**THE PROBLEM**
From the entries below, extract every line that includes the word "exceeding".

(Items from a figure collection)
= = =
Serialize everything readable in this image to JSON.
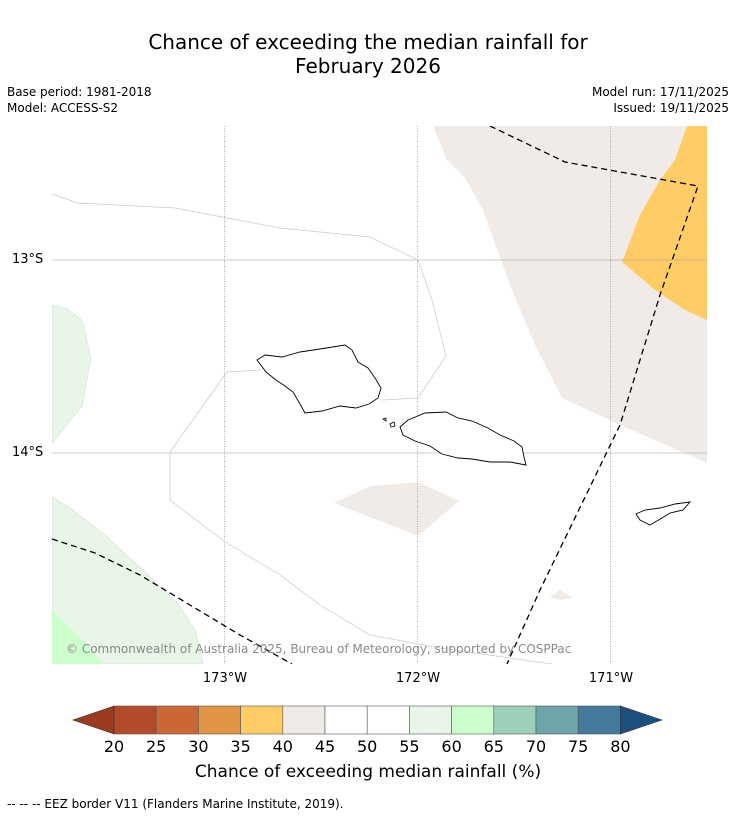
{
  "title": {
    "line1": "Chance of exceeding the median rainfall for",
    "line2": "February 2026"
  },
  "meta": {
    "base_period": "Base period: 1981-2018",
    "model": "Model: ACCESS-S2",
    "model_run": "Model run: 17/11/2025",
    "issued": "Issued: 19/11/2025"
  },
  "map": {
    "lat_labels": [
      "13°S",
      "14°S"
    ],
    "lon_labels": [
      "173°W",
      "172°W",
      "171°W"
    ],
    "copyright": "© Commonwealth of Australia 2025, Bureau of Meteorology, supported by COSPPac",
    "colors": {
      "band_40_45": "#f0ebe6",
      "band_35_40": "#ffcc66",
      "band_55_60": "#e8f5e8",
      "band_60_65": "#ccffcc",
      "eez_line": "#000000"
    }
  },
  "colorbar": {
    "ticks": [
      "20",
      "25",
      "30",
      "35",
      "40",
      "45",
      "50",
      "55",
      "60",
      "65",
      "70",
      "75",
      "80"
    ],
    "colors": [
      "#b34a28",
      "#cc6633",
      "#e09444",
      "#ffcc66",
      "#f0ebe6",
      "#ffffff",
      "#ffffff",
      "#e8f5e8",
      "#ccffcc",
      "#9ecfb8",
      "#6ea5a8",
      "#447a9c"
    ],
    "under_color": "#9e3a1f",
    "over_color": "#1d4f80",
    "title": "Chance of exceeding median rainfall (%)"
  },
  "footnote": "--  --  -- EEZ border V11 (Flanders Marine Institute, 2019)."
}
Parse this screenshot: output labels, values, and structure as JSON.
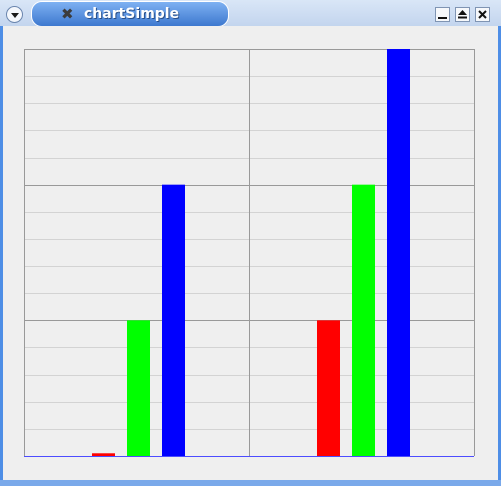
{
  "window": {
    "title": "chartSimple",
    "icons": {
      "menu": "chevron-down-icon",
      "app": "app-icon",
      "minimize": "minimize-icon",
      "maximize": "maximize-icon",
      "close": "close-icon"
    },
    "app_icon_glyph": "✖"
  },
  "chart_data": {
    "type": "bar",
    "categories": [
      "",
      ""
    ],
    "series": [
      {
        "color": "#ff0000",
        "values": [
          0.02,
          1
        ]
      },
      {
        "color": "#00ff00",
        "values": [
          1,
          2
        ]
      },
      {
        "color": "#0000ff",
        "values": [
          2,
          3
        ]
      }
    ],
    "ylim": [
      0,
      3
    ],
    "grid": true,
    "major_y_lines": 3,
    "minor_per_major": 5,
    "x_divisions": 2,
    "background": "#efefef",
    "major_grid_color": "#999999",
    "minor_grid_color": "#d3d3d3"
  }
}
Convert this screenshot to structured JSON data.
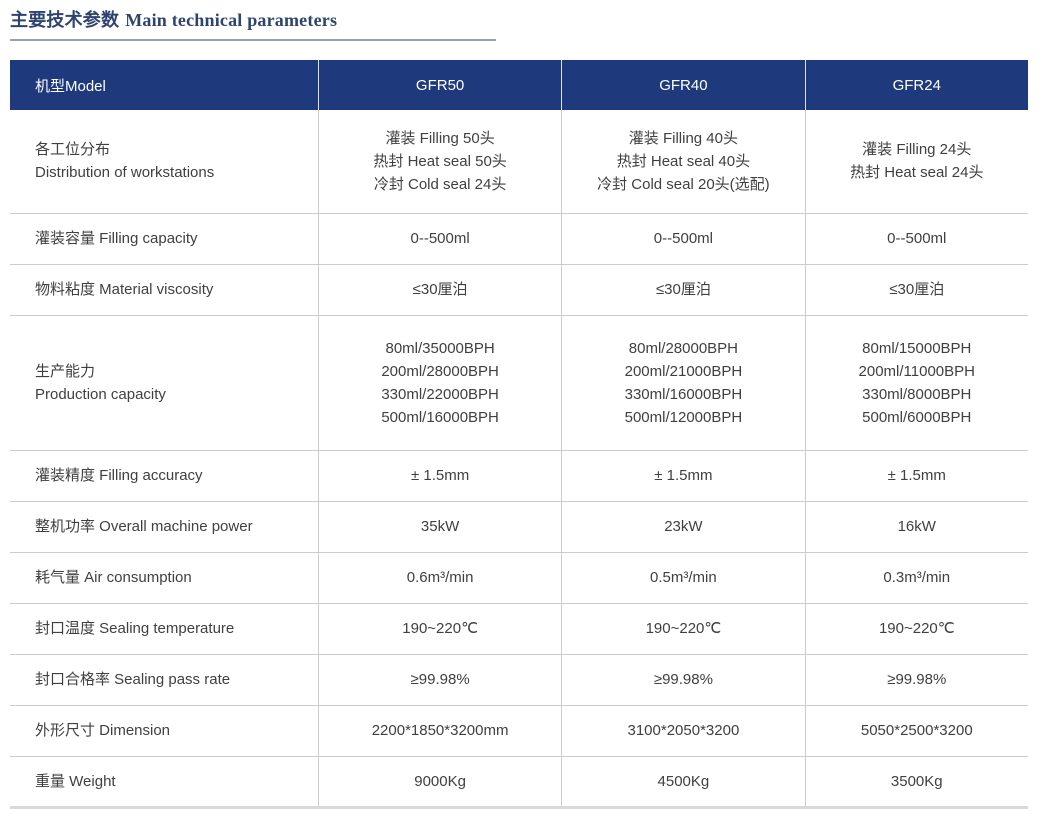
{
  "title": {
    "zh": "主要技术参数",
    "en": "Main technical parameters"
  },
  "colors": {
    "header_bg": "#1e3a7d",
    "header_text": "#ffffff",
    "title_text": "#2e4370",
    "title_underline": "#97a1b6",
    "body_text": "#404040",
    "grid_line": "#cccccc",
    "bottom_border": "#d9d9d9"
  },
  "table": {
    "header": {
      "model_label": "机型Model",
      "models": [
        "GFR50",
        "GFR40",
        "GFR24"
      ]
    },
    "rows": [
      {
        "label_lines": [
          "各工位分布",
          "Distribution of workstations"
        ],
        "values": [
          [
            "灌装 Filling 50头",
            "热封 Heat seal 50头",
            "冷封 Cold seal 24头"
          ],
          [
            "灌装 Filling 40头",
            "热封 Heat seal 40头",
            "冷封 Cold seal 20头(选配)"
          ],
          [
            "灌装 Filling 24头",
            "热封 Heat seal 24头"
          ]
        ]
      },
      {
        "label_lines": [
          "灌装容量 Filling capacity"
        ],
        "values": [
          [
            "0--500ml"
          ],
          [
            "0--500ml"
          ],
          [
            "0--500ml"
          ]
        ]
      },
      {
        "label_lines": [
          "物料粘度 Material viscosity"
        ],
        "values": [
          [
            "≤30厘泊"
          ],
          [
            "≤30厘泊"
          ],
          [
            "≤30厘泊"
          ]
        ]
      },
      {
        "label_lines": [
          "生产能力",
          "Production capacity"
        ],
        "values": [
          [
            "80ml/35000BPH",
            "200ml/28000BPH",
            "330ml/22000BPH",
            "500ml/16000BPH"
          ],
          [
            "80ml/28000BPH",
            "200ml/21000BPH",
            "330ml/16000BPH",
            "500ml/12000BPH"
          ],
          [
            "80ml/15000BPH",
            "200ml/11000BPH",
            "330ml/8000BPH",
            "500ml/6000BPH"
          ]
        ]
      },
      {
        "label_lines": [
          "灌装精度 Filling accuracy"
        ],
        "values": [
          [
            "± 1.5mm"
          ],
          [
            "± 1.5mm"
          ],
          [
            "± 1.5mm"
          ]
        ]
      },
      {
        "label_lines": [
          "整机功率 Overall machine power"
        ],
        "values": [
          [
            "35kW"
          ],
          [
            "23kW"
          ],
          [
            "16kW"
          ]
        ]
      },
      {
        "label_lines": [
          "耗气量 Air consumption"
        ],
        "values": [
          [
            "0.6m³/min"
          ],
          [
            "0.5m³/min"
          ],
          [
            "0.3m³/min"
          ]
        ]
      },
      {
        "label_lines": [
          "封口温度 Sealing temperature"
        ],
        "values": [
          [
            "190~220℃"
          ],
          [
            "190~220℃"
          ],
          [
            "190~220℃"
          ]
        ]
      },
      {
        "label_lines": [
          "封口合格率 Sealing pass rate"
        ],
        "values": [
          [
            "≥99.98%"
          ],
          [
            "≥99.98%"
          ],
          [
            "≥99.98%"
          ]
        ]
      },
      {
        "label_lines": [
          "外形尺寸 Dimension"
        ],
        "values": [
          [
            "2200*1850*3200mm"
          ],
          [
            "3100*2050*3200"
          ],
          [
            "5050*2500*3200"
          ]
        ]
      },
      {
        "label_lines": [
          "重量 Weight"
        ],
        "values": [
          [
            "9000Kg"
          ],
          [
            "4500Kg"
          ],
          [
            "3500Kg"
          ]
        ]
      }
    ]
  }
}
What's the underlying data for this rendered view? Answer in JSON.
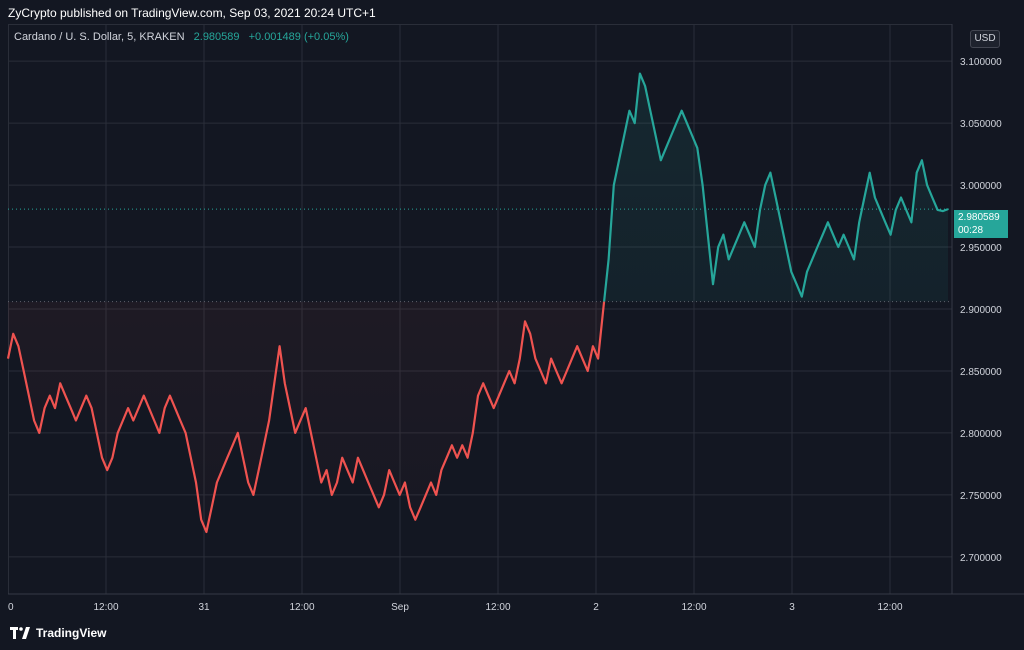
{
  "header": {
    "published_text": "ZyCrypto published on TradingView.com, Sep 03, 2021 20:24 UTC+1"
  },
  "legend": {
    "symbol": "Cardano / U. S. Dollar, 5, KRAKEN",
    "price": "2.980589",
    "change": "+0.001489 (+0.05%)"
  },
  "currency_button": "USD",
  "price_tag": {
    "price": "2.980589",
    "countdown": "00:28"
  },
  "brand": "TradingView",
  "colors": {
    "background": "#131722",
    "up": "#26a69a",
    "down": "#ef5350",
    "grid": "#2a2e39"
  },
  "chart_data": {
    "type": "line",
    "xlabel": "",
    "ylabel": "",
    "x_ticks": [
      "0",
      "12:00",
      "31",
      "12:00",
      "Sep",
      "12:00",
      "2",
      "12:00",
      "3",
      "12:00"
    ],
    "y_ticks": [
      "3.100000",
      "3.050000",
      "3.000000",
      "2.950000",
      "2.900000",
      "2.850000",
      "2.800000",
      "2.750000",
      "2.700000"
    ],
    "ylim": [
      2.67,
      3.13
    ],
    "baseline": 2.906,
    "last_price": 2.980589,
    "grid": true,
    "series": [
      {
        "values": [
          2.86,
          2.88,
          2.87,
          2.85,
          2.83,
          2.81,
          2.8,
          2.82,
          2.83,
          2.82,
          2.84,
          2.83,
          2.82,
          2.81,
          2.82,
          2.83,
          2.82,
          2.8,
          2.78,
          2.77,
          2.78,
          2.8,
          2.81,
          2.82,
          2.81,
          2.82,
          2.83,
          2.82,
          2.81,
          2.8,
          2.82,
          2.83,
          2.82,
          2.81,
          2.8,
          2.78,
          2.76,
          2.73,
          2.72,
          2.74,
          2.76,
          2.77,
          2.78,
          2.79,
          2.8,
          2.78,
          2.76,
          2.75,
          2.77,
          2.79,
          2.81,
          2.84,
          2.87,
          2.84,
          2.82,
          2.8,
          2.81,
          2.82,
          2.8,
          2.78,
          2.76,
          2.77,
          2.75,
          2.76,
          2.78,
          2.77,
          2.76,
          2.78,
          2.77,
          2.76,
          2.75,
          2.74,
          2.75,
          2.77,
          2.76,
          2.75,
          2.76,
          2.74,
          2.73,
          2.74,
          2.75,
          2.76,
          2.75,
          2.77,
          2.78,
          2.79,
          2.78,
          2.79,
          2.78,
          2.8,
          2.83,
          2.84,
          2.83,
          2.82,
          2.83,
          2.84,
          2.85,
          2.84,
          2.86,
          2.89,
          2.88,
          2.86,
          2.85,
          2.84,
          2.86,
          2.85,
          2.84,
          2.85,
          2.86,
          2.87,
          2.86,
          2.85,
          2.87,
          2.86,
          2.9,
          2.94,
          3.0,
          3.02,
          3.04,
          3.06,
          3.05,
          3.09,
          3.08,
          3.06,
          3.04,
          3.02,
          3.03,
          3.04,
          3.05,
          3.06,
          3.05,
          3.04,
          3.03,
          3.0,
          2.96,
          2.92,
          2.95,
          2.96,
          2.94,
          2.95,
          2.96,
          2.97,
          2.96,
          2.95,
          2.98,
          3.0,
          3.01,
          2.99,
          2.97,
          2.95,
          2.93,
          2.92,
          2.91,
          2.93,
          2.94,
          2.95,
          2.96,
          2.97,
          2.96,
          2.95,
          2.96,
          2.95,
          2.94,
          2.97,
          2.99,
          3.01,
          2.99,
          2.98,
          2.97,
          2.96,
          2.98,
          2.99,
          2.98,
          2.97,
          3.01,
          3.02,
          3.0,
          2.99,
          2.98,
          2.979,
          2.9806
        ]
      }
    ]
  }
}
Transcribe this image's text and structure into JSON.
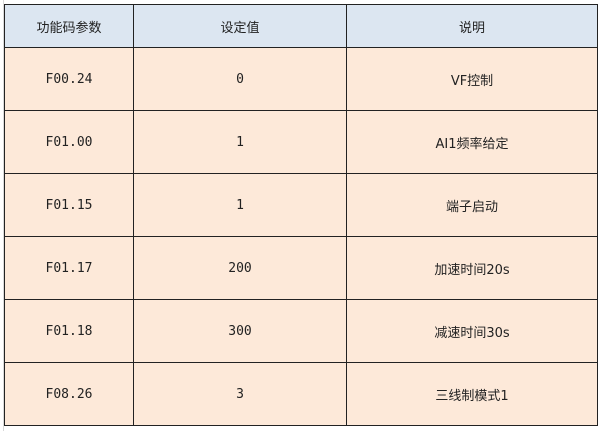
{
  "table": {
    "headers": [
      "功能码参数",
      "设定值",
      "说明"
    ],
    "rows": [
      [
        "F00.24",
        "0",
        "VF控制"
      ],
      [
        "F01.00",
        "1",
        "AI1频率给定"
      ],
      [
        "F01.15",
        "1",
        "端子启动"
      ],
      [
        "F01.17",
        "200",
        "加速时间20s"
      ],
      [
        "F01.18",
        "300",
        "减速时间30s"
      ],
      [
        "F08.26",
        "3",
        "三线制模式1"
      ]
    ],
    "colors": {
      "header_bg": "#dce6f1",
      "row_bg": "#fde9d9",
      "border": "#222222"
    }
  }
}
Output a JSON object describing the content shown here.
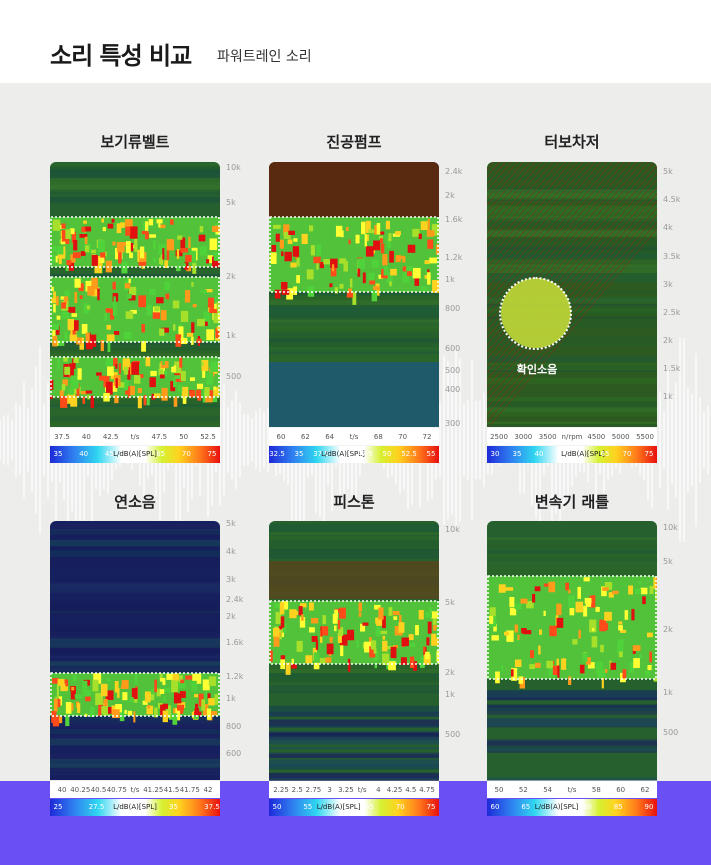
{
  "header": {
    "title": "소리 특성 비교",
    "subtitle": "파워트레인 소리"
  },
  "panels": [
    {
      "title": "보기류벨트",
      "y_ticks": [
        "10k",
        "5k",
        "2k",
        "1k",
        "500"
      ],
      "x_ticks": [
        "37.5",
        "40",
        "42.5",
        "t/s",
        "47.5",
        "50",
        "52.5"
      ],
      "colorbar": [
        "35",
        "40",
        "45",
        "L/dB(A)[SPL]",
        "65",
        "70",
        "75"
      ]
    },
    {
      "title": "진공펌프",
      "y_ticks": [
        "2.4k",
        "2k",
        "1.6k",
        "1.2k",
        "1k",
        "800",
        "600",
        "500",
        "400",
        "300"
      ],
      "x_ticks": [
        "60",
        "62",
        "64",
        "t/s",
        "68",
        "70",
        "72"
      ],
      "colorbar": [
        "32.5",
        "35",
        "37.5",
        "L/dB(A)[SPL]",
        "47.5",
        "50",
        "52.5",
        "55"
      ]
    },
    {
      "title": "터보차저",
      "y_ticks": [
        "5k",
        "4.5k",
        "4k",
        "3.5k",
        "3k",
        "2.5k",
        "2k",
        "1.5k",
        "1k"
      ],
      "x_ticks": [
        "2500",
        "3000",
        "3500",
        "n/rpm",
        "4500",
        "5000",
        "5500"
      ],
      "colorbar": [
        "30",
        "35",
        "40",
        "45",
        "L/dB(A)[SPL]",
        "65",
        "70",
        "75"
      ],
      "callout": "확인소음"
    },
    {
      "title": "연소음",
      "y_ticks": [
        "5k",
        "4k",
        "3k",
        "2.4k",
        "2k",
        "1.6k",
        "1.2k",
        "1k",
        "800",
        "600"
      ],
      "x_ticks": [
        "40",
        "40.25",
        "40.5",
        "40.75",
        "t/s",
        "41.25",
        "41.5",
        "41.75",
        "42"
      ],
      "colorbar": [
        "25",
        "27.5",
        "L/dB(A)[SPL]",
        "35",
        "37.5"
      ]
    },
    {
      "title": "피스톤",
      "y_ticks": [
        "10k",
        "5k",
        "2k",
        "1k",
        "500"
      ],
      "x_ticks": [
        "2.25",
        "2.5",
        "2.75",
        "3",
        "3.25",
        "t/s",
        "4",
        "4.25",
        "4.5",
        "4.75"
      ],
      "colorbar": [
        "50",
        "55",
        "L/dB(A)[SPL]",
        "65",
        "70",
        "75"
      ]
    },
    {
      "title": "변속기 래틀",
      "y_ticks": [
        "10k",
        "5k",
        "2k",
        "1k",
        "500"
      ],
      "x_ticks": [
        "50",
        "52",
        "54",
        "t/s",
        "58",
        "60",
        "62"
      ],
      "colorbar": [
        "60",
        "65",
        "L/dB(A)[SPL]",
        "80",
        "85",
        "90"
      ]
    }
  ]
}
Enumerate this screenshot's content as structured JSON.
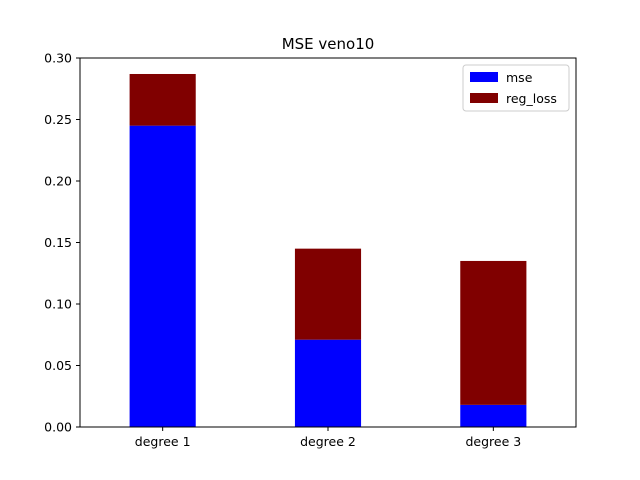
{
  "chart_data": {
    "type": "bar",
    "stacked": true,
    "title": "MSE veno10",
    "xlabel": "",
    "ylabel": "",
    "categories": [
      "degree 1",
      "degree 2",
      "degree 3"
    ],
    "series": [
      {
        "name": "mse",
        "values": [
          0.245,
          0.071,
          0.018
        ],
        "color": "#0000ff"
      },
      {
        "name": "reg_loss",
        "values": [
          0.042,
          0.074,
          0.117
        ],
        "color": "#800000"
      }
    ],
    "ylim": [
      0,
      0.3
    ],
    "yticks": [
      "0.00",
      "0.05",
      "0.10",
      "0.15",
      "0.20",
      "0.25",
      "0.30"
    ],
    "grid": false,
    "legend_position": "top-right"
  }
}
= = =
**WRITTEN REPLY**
    "line1": "Chance of exceeding the median rainfall for",
    "title": "Chance of exceeding median rainfall (%)"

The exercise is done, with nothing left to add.